[Saved data entries]
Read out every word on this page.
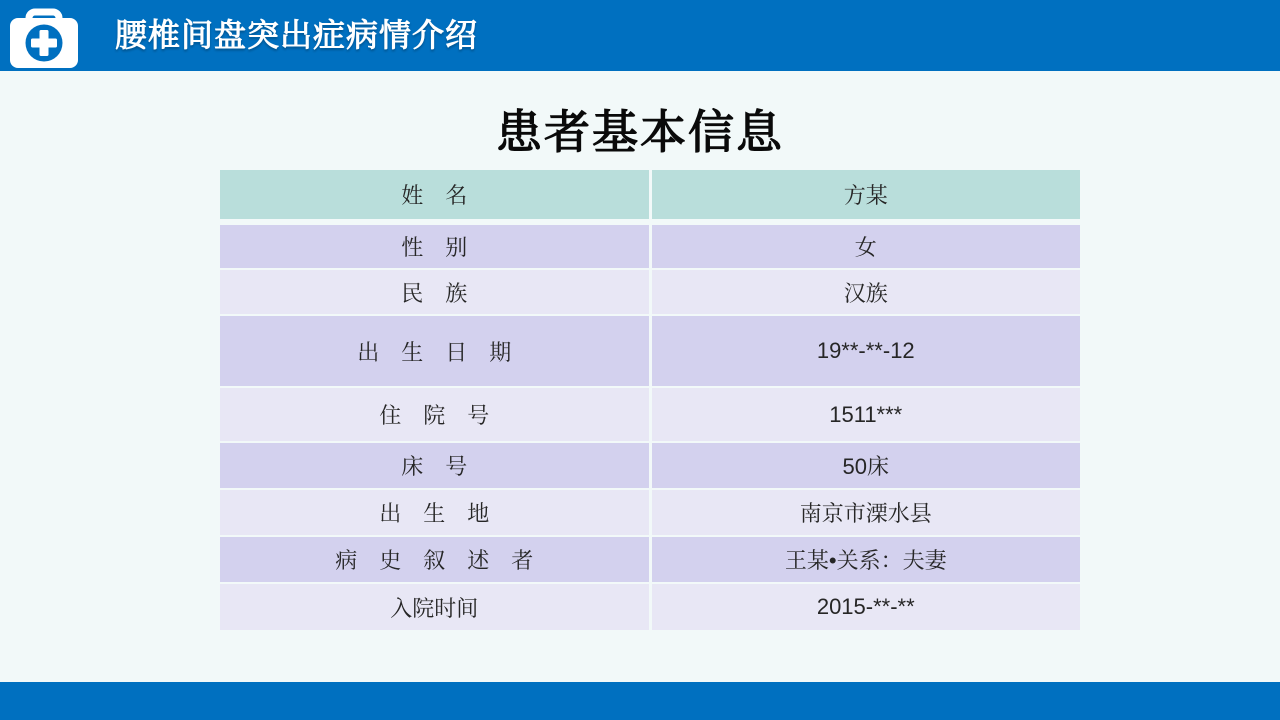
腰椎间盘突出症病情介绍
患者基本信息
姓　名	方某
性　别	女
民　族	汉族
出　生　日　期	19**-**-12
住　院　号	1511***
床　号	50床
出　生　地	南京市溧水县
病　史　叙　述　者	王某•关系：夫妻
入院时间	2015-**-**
--
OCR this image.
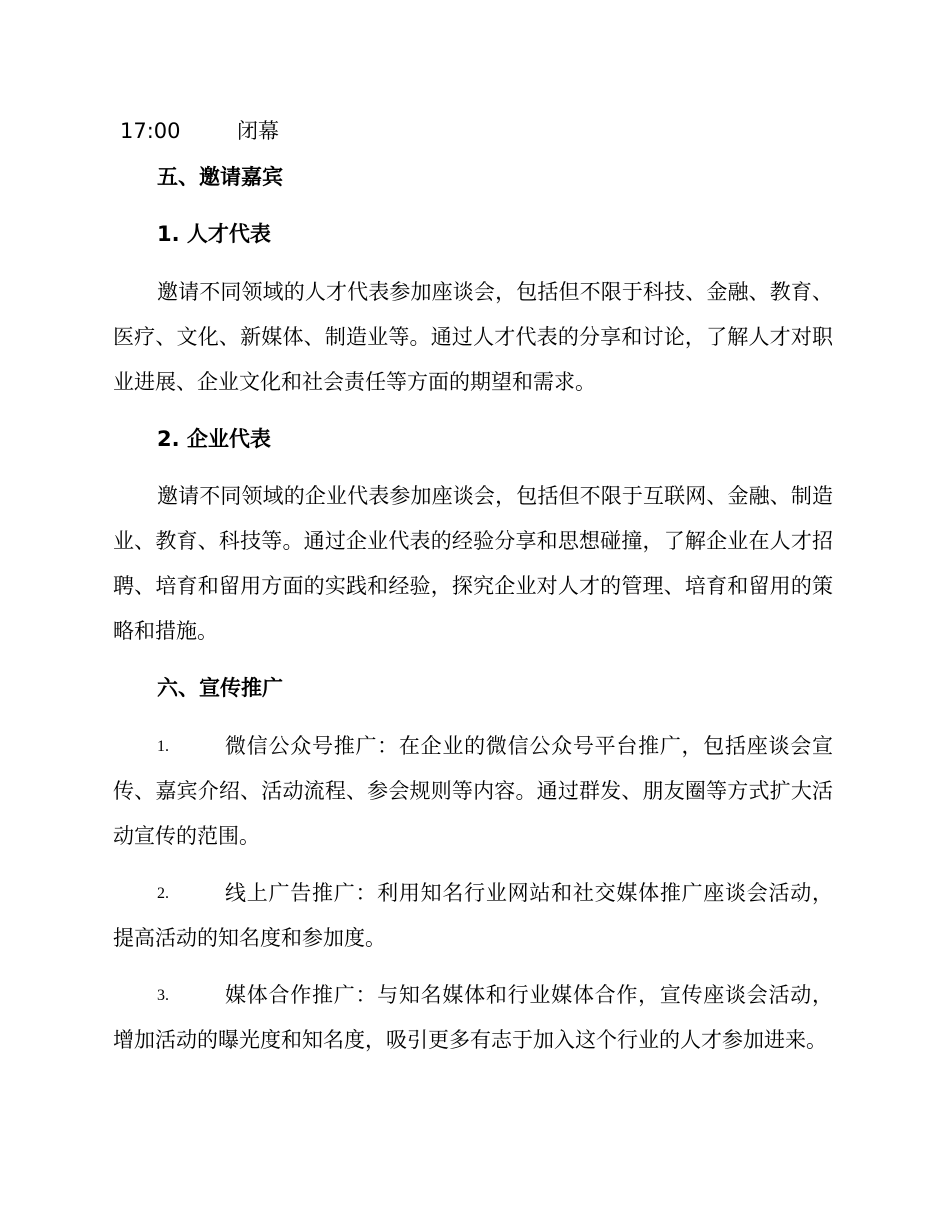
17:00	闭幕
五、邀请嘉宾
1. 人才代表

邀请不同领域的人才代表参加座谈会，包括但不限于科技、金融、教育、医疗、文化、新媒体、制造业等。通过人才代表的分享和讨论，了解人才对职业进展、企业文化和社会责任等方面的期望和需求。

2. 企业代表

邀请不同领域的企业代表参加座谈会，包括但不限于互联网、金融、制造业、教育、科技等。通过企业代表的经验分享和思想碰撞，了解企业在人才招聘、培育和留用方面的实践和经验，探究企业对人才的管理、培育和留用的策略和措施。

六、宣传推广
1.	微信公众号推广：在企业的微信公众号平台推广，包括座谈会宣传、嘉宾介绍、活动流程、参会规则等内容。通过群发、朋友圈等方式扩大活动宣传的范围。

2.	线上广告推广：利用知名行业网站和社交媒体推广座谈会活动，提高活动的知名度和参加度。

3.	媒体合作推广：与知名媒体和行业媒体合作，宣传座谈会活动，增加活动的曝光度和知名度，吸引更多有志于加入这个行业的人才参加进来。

SHORT EXERCISE: Your task is to gather all lines from the entries above that hold the word "this".

OUTPUT OF THE TASK:
Read out every word on this page.
OCR this image.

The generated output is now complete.